Provided data
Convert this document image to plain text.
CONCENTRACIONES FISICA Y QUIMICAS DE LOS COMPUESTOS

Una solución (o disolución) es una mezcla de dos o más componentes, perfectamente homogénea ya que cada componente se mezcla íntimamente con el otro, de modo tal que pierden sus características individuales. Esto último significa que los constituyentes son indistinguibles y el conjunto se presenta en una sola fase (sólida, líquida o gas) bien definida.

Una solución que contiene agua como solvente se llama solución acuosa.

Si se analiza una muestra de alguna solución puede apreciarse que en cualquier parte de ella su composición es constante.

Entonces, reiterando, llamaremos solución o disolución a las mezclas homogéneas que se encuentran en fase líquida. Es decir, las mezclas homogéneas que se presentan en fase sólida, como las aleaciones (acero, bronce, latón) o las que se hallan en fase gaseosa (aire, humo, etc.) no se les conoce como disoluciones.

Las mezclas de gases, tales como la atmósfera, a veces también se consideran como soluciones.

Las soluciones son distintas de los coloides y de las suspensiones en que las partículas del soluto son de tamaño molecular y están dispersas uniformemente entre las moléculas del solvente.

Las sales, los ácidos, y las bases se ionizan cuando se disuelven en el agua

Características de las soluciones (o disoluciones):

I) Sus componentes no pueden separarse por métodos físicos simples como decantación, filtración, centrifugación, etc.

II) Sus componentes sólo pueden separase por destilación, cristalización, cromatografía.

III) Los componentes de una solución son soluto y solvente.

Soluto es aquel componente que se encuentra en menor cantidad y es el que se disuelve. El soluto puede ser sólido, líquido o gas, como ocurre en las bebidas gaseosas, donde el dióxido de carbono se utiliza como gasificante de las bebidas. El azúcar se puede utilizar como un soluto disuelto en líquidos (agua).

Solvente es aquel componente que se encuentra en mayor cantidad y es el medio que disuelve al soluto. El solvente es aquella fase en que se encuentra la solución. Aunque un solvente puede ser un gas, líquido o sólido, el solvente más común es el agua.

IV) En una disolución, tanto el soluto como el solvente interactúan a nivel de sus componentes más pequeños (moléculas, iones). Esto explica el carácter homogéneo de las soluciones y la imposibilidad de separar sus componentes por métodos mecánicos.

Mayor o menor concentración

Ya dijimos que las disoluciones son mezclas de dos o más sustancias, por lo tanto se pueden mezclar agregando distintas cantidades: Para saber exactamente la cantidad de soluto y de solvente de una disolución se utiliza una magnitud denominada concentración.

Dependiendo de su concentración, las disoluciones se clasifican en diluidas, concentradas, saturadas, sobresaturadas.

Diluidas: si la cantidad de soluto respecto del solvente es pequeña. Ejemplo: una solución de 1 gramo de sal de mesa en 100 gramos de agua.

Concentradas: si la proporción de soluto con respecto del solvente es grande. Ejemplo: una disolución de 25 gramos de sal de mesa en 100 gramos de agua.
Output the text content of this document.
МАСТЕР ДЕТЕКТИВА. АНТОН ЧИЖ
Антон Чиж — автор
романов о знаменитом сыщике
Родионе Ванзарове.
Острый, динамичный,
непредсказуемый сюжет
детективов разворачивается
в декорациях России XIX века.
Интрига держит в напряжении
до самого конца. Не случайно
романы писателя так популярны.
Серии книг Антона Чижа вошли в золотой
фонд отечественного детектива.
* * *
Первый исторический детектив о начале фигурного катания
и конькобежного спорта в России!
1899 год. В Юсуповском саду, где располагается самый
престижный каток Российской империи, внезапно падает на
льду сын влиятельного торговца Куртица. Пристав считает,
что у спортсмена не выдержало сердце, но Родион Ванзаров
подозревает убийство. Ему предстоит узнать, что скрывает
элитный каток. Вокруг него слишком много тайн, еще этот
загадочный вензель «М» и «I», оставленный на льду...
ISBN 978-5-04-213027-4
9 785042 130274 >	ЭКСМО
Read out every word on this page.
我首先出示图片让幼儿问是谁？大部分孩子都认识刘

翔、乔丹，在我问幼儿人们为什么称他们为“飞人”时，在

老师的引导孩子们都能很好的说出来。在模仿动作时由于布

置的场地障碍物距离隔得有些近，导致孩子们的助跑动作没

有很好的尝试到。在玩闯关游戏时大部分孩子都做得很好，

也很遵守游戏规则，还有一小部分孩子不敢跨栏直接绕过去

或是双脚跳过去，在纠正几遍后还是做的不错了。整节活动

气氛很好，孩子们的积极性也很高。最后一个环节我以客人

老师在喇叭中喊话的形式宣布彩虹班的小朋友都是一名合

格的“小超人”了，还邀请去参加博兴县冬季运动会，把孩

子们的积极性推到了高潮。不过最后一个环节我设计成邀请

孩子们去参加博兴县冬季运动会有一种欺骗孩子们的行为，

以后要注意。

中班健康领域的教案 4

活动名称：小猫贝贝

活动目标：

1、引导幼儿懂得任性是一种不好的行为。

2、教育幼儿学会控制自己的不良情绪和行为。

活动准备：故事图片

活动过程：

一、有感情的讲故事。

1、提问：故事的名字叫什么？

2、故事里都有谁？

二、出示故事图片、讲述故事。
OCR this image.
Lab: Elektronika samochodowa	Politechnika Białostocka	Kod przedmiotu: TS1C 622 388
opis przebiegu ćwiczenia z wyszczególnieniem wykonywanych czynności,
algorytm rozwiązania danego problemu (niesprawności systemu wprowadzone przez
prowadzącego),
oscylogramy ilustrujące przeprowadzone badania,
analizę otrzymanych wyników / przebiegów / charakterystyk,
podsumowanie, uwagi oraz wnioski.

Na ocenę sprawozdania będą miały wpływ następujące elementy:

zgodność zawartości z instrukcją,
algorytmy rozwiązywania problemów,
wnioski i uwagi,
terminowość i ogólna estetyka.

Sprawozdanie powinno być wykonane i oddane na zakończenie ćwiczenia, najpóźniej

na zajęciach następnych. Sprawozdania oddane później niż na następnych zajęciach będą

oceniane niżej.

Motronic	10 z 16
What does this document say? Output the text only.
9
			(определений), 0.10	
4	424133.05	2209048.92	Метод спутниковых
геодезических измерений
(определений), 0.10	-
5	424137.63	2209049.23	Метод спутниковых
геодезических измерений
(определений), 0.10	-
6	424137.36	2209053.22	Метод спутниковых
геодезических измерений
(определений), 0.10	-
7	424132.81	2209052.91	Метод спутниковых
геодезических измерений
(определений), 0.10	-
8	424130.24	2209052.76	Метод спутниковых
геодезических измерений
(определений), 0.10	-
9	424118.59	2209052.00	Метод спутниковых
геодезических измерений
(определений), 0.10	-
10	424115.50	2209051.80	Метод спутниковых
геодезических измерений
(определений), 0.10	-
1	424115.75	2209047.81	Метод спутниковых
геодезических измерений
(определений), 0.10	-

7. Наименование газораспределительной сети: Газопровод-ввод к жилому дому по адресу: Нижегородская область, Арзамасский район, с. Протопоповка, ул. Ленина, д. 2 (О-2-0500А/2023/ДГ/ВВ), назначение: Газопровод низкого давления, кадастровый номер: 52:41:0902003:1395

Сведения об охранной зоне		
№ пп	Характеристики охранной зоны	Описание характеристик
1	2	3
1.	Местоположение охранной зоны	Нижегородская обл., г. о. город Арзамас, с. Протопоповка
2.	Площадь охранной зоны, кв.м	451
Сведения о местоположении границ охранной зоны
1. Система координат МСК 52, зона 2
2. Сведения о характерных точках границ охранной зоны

Prompt
Using the listing above, please repeat every entry exactly.

Result
Convert this document image to plain text.
CONCENTRACIONES FISICA Y QUIMICAS DE LOS COMPUESTOS

Una solución (o disolución) es una mezcla de dos o más componentes, perfectamente homogénea ya que cada componente se mezcla íntimamente con el otro, de modo tal que pierden sus características individuales. Esto último significa que los constituyentes son indistinguibles y el conjunto se presenta en una sola fase (sólida, líquida o gas) bien definida.

Una solución que contiene agua como solvente se llama solución acuosa.

Si se analiza una muestra de alguna solución puede apreciarse que en cualquier parte de ella su composición es constante.

Entonces, reiterando, llamaremos solución o disolución a las mezclas homogéneas que se encuentran en fase líquida. Es decir, las mezclas homogéneas que se presentan en fase sólida, como las aleaciones (acero, bronce, latón) o las que se hallan en fase gaseosa (aire, humo, etc.) no se les conoce como disoluciones.

Las mezclas de gases, tales como la atmósfera, a veces también se consideran como soluciones.

Las soluciones son distintas de los coloides y de las suspensiones en que las partículas del soluto son de tamaño molecular y están dispersas uniformemente entre las moléculas del solvente.

Las sales, los ácidos, y las bases se ionizan cuando se disuelven en el agua

Características de las soluciones (o disoluciones):

I) Sus componentes no pueden separarse por métodos físicos simples como decantación, filtración, centrifugación, etc.

II) Sus componentes sólo pueden separase por destilación, cristalización, cromatografía.

III) Los componentes de una solución son soluto y solvente.

Soluto es aquel componente que se encuentra en menor cantidad y es el que se disuelve. El soluto puede ser sólido, líquido o gas, como ocurre en las bebidas gaseosas, donde el dióxido de carbono se utiliza como gasificante de las bebidas. El azúcar se puede utilizar como un soluto disuelto en líquidos (agua).

Solvente es aquel componente que se encuentra en mayor cantidad y es el medio que disuelve al soluto. El solvente es aquella fase en que se encuentra la solución. Aunque un solvente puede ser un gas, líquido o sólido, el solvente más común es el agua.

IV) En una disolución, tanto el soluto como el solvente interactúan a nivel de sus componentes más pequeños (moléculas, iones). Esto explica el carácter homogéneo de las soluciones y la imposibilidad de separar sus componentes por métodos mecánicos.

Mayor o menor concentración

Ya dijimos que las disoluciones son mezclas de dos o más sustancias, por lo tanto se pueden mezclar agregando distintas cantidades: Para saber exactamente la cantidad de soluto y de solvente de una disolución se utiliza una magnitud denominada concentración.

Dependiendo de su concentración, las disoluciones se clasifican en diluidas, concentradas, saturadas, sobresaturadas.

Diluidas: si la cantidad de soluto respecto del solvente es pequeña. Ejemplo: una solución de 1 gramo de sal de mesa en 100 gramos de agua.

Concentradas: si la proporción de soluto con respecto del solvente es grande. Ejemplo: una disolución de 25 gramos de sal de mesa en 100 gramos de agua.
Output the text content of this document.
МАСТЕР ДЕТЕКТИВА. АНТОН ЧИЖ
Антон Чиж — автор
романов о знаменитом сыщике
Родионе Ванзарове.
Острый, динамичный,
непредсказуемый сюжет
детективов разворачивается
в декорациях России XIX века.
Интрига держит в напряжении
до самого конца. Не случайно
романы писателя так популярны.
Серии книг Антона Чижа вошли в золотой
фонд отечественного детектива.
* * *
Первый исторический детектив о начале фигурного катания
и конькобежного спорта в России!
1899 год. В Юсуповском саду, где располагается самый
престижный каток Российской империи, внезапно падает на
льду сын влиятельного торговца Куртица. Пристав считает,
что у спортсмена не выдержало сердце, но Родион Ванзаров
подозревает убийство. Ему предстоит узнать, что скрывает
элитный каток. Вокруг него слишком много тайн, еще этот
загадочный вензель «М» и «I», оставленный на льду...
ISBN 978-5-04-213027-4
9 785042 130274 >	ЭКСМО
Read out every word on this page.
我首先出示图片让幼儿问是谁？大部分孩子都认识刘

翔、乔丹，在我问幼儿人们为什么称他们为“飞人”时，在

老师的引导孩子们都能很好的说出来。在模仿动作时由于布

置的场地障碍物距离隔得有些近，导致孩子们的助跑动作没

有很好的尝试到。在玩闯关游戏时大部分孩子都做得很好，

也很遵守游戏规则，还有一小部分孩子不敢跨栏直接绕过去

或是双脚跳过去，在纠正几遍后还是做的不错了。整节活动

气氛很好，孩子们的积极性也很高。最后一个环节我以客人

老师在喇叭中喊话的形式宣布彩虹班的小朋友都是一名合

格的“小超人”了，还邀请去参加博兴县冬季运动会，把孩

子们的积极性推到了高潮。不过最后一个环节我设计成邀请

孩子们去参加博兴县冬季运动会有一种欺骗孩子们的行为，

以后要注意。

中班健康领域的教案 4

活动名称：小猫贝贝

活动目标：

1、引导幼儿懂得任性是一种不好的行为。

2、教育幼儿学会控制自己的不良情绪和行为。

活动准备：故事图片

活动过程：

一、有感情的讲故事。

1、提问：故事的名字叫什么？

2、故事里都有谁？

二、出示故事图片、讲述故事。
OCR this image.
Lab: Elektronika samochodowa	Politechnika Białostocka	Kod przedmiotu: TS1C 622 388
opis przebiegu ćwiczenia z wyszczególnieniem wykonywanych czynności,
algorytm rozwiązania danego problemu (niesprawności systemu wprowadzone przez
prowadzącego),
oscylogramy ilustrujące przeprowadzone badania,
analizę otrzymanych wyników / przebiegów / charakterystyk,
podsumowanie, uwagi oraz wnioski.

Na ocenę sprawozdania będą miały wpływ następujące elementy:

zgodność zawartości z instrukcją,
algorytmy rozwiązywania problemów,
wnioski i uwagi,
terminowość i ogólna estetyka.

Sprawozdanie powinno być wykonane i oddane na zakończenie ćwiczenia, najpóźniej

na zajęciach następnych. Sprawozdania oddane później niż na następnych zajęciach będą

oceniane niżej.

Motronic	10 z 16
What does this document say? Output the text only.
9
			(определений), 0.10	
4	424133.05	2209048.92	Метод спутниковых
геодезических измерений
(определений), 0.10	-
5	424137.63	2209049.23	Метод спутниковых
геодезических измерений
(определений), 0.10	-
6	424137.36	2209053.22	Метод спутниковых
геодезических измерений
(определений), 0.10	-
7	424132.81	2209052.91	Метод спутниковых
геодезических измерений
(определений), 0.10	-
8	424130.24	2209052.76	Метод спутниковых
геодезических измерений
(определений), 0.10	-
9	424118.59	2209052.00	Метод спутниковых
геодезических измерений
(определений), 0.10	-
10	424115.50	2209051.80	Метод спутниковых
геодезических измерений
(определений), 0.10	-
1	424115.75	2209047.81	Метод спутниковых
геодезических измерений
(определений), 0.10	-

7. Наименование газораспределительной сети: Газопровод-ввод к жилому дому по адресу: Нижегородская область, Арзамасский район, с. Протопоповка, ул. Ленина, д. 2 (О-2-0500А/2023/ДГ/ВВ), назначение: Газопровод низкого давления, кадастровый номер: 52:41:0902003:1395

Сведения об охранной зоне		
№ пп	Характеристики охранной зоны	Описание характеристик
1	2	3
1.	Местоположение охранной зоны	Нижегородская обл., г. о. город Арзамас, с. Протопоповка
2.	Площадь охранной зоны, кв.м	451
Сведения о местоположении границ охранной зоны
1. Система координат МСК 52, зона 2
2. Сведения о характерных точках границ охранной зоны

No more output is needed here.